Excerpts from a figure dataset:
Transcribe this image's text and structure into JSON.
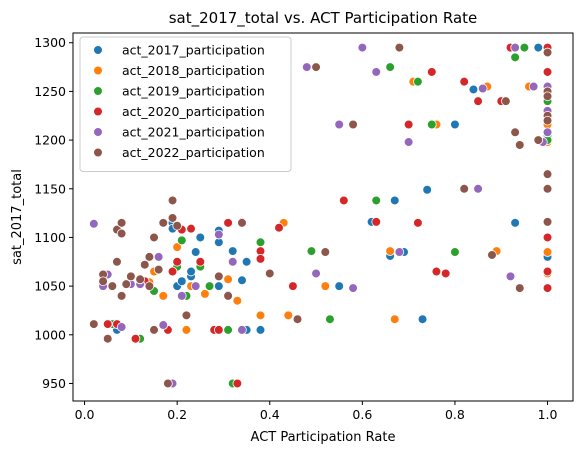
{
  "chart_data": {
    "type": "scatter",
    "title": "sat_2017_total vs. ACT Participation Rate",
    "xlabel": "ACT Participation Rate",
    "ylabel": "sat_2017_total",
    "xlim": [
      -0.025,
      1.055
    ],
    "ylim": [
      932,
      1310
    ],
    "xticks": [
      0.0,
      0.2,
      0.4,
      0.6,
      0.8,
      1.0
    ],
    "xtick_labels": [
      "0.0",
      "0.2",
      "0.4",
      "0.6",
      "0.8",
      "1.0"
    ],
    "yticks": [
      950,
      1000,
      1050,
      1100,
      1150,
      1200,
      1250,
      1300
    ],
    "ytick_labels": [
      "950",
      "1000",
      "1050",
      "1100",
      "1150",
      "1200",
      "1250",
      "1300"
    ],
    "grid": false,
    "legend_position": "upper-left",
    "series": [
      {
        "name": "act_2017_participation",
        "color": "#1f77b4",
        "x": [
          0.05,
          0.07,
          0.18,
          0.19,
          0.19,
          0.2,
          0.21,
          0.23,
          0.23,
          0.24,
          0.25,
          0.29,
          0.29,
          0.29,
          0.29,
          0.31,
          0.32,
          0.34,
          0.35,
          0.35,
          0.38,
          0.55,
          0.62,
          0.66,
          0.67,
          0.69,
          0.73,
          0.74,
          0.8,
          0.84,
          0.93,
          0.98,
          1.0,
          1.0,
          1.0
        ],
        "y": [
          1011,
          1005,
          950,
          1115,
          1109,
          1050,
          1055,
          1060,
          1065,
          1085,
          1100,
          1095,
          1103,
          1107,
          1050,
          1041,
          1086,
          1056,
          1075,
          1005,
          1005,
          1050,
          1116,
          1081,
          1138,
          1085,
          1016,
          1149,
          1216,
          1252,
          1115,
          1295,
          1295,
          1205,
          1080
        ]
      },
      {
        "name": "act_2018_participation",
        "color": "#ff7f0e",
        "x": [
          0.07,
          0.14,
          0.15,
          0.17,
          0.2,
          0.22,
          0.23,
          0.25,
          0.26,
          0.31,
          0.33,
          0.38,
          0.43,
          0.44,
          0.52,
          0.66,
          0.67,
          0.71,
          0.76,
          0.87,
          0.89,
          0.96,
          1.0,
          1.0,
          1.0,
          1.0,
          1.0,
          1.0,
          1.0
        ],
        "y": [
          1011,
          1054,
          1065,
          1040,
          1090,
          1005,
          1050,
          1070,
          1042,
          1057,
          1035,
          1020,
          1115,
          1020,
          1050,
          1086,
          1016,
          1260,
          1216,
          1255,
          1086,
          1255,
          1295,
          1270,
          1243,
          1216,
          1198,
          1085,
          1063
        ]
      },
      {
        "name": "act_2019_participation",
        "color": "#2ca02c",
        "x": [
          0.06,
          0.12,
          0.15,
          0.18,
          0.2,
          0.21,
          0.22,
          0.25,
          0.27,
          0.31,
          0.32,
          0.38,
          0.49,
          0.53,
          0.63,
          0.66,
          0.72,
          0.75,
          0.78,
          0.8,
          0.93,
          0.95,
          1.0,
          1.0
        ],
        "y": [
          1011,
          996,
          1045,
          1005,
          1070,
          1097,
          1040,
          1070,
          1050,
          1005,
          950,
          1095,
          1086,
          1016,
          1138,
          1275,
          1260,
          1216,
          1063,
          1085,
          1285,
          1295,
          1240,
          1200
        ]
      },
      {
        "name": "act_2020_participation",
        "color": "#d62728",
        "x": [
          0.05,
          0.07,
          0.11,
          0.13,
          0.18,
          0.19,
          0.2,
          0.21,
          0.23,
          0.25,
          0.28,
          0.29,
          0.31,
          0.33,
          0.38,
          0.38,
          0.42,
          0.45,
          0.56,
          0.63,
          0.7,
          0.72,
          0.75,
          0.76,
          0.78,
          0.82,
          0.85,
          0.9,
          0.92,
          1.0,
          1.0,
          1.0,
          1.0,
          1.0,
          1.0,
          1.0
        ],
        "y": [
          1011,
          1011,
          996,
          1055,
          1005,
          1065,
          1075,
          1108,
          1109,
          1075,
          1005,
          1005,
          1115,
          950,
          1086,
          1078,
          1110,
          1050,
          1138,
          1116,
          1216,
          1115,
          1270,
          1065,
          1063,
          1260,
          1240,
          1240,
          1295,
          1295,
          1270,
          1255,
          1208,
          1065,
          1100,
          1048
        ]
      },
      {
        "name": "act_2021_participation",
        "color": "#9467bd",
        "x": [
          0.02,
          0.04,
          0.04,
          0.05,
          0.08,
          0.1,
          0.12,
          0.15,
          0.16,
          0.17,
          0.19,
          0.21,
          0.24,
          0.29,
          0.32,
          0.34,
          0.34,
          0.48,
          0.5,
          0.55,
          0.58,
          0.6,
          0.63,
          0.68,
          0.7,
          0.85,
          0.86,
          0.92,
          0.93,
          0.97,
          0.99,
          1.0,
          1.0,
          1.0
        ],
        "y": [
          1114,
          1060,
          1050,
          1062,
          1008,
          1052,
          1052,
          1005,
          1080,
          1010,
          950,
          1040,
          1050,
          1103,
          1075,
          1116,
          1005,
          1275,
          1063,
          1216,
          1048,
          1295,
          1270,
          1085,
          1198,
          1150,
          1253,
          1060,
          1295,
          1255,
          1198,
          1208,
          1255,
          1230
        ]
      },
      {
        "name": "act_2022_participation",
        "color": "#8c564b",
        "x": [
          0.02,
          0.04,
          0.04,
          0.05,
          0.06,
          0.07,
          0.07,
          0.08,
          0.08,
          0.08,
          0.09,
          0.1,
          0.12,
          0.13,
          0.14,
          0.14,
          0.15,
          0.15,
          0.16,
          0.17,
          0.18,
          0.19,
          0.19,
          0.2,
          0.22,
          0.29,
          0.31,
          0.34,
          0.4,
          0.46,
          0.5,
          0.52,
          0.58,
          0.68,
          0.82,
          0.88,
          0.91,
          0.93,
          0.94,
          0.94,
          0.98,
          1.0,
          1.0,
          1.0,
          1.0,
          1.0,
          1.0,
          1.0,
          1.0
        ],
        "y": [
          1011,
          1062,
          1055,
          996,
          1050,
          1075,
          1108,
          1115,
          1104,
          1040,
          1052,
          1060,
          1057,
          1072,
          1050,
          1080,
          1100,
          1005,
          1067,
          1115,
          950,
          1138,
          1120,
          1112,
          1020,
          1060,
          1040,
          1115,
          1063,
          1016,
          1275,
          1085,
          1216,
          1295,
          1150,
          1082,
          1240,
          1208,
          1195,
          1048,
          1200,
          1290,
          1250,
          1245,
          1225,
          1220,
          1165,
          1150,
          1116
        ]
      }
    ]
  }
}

_Prompt:_ Retype the data above exactly; pictures are not part of the copy.

_Result for this exercise:_
Transcribe this image's text and structure into JSON.
{
  "chart_data": {
    "type": "scatter",
    "title": "sat_2017_total vs. ACT Participation Rate",
    "xlabel": "ACT Participation Rate",
    "ylabel": "sat_2017_total",
    "xlim": [
      -0.025,
      1.055
    ],
    "ylim": [
      932,
      1310
    ],
    "xticks": [
      0.0,
      0.2,
      0.4,
      0.6,
      0.8,
      1.0
    ],
    "xtick_labels": [
      "0.0",
      "0.2",
      "0.4",
      "0.6",
      "0.8",
      "1.0"
    ],
    "yticks": [
      950,
      1000,
      1050,
      1100,
      1150,
      1200,
      1250,
      1300
    ],
    "ytick_labels": [
      "950",
      "1000",
      "1050",
      "1100",
      "1150",
      "1200",
      "1250",
      "1300"
    ],
    "grid": false,
    "legend_position": "upper-left",
    "series": [
      {
        "name": "act_2017_participation",
        "color": "#1f77b4",
        "x": [
          0.05,
          0.07,
          0.18,
          0.19,
          0.19,
          0.2,
          0.21,
          0.23,
          0.23,
          0.24,
          0.25,
          0.29,
          0.29,
          0.29,
          0.29,
          0.31,
          0.32,
          0.34,
          0.35,
          0.35,
          0.38,
          0.55,
          0.62,
          0.66,
          0.67,
          0.69,
          0.73,
          0.74,
          0.8,
          0.84,
          0.93,
          0.98,
          1.0,
          1.0,
          1.0
        ],
        "y": [
          1011,
          1005,
          950,
          1115,
          1109,
          1050,
          1055,
          1060,
          1065,
          1085,
          1100,
          1095,
          1103,
          1107,
          1050,
          1041,
          1086,
          1056,
          1075,
          1005,
          1005,
          1050,
          1116,
          1081,
          1138,
          1085,
          1016,
          1149,
          1216,
          1252,
          1115,
          1295,
          1295,
          1205,
          1080
        ]
      },
      {
        "name": "act_2018_participation",
        "color": "#ff7f0e",
        "x": [
          0.07,
          0.14,
          0.15,
          0.17,
          0.2,
          0.22,
          0.23,
          0.25,
          0.26,
          0.31,
          0.33,
          0.38,
          0.43,
          0.44,
          0.52,
          0.66,
          0.67,
          0.71,
          0.76,
          0.87,
          0.89,
          0.96,
          1.0,
          1.0,
          1.0,
          1.0,
          1.0,
          1.0,
          1.0
        ],
        "y": [
          1011,
          1054,
          1065,
          1040,
          1090,
          1005,
          1050,
          1070,
          1042,
          1057,
          1035,
          1020,
          1115,
          1020,
          1050,
          1086,
          1016,
          1260,
          1216,
          1255,
          1086,
          1255,
          1295,
          1270,
          1243,
          1216,
          1198,
          1085,
          1063
        ]
      },
      {
        "name": "act_2019_participation",
        "color": "#2ca02c",
        "x": [
          0.06,
          0.12,
          0.15,
          0.18,
          0.2,
          0.21,
          0.22,
          0.25,
          0.27,
          0.31,
          0.32,
          0.38,
          0.49,
          0.53,
          0.63,
          0.66,
          0.72,
          0.75,
          0.78,
          0.8,
          0.93,
          0.95,
          1.0,
          1.0
        ],
        "y": [
          1011,
          996,
          1045,
          1005,
          1070,
          1097,
          1040,
          1070,
          1050,
          1005,
          950,
          1095,
          1086,
          1016,
          1138,
          1275,
          1260,
          1216,
          1063,
          1085,
          1285,
          1295,
          1240,
          1200
        ]
      },
      {
        "name": "act_2020_participation",
        "color": "#d62728",
        "x": [
          0.05,
          0.07,
          0.11,
          0.13,
          0.18,
          0.19,
          0.2,
          0.21,
          0.23,
          0.25,
          0.28,
          0.29,
          0.31,
          0.33,
          0.38,
          0.38,
          0.42,
          0.45,
          0.56,
          0.63,
          0.7,
          0.72,
          0.75,
          0.76,
          0.78,
          0.82,
          0.85,
          0.9,
          0.92,
          1.0,
          1.0,
          1.0,
          1.0,
          1.0,
          1.0,
          1.0
        ],
        "y": [
          1011,
          1011,
          996,
          1055,
          1005,
          1065,
          1075,
          1108,
          1109,
          1075,
          1005,
          1005,
          1115,
          950,
          1086,
          1078,
          1110,
          1050,
          1138,
          1116,
          1216,
          1115,
          1270,
          1065,
          1063,
          1260,
          1240,
          1240,
          1295,
          1295,
          1270,
          1255,
          1208,
          1065,
          1100,
          1048
        ]
      },
      {
        "name": "act_2021_participation",
        "color": "#9467bd",
        "x": [
          0.02,
          0.04,
          0.04,
          0.05,
          0.08,
          0.1,
          0.12,
          0.15,
          0.16,
          0.17,
          0.19,
          0.21,
          0.24,
          0.29,
          0.32,
          0.34,
          0.34,
          0.48,
          0.5,
          0.55,
          0.58,
          0.6,
          0.63,
          0.68,
          0.7,
          0.85,
          0.86,
          0.92,
          0.93,
          0.97,
          0.99,
          1.0,
          1.0,
          1.0
        ],
        "y": [
          1114,
          1060,
          1050,
          1062,
          1008,
          1052,
          1052,
          1005,
          1080,
          1010,
          950,
          1040,
          1050,
          1103,
          1075,
          1116,
          1005,
          1275,
          1063,
          1216,
          1048,
          1295,
          1270,
          1085,
          1198,
          1150,
          1253,
          1060,
          1295,
          1255,
          1198,
          1208,
          1255,
          1230
        ]
      },
      {
        "name": "act_2022_participation",
        "color": "#8c564b",
        "x": [
          0.02,
          0.04,
          0.04,
          0.05,
          0.06,
          0.07,
          0.07,
          0.08,
          0.08,
          0.08,
          0.09,
          0.1,
          0.12,
          0.13,
          0.14,
          0.14,
          0.15,
          0.15,
          0.16,
          0.17,
          0.18,
          0.19,
          0.19,
          0.2,
          0.22,
          0.29,
          0.31,
          0.34,
          0.4,
          0.46,
          0.5,
          0.52,
          0.58,
          0.68,
          0.82,
          0.88,
          0.91,
          0.93,
          0.94,
          0.94,
          0.98,
          1.0,
          1.0,
          1.0,
          1.0,
          1.0,
          1.0,
          1.0,
          1.0
        ],
        "y": [
          1011,
          1062,
          1055,
          996,
          1050,
          1075,
          1108,
          1115,
          1104,
          1040,
          1052,
          1060,
          1057,
          1072,
          1050,
          1080,
          1100,
          1005,
          1067,
          1115,
          950,
          1138,
          1120,
          1112,
          1020,
          1060,
          1040,
          1115,
          1063,
          1016,
          1275,
          1085,
          1216,
          1295,
          1150,
          1082,
          1240,
          1208,
          1195,
          1048,
          1200,
          1290,
          1250,
          1245,
          1225,
          1220,
          1165,
          1150,
          1116
        ]
      }
    ]
  }
}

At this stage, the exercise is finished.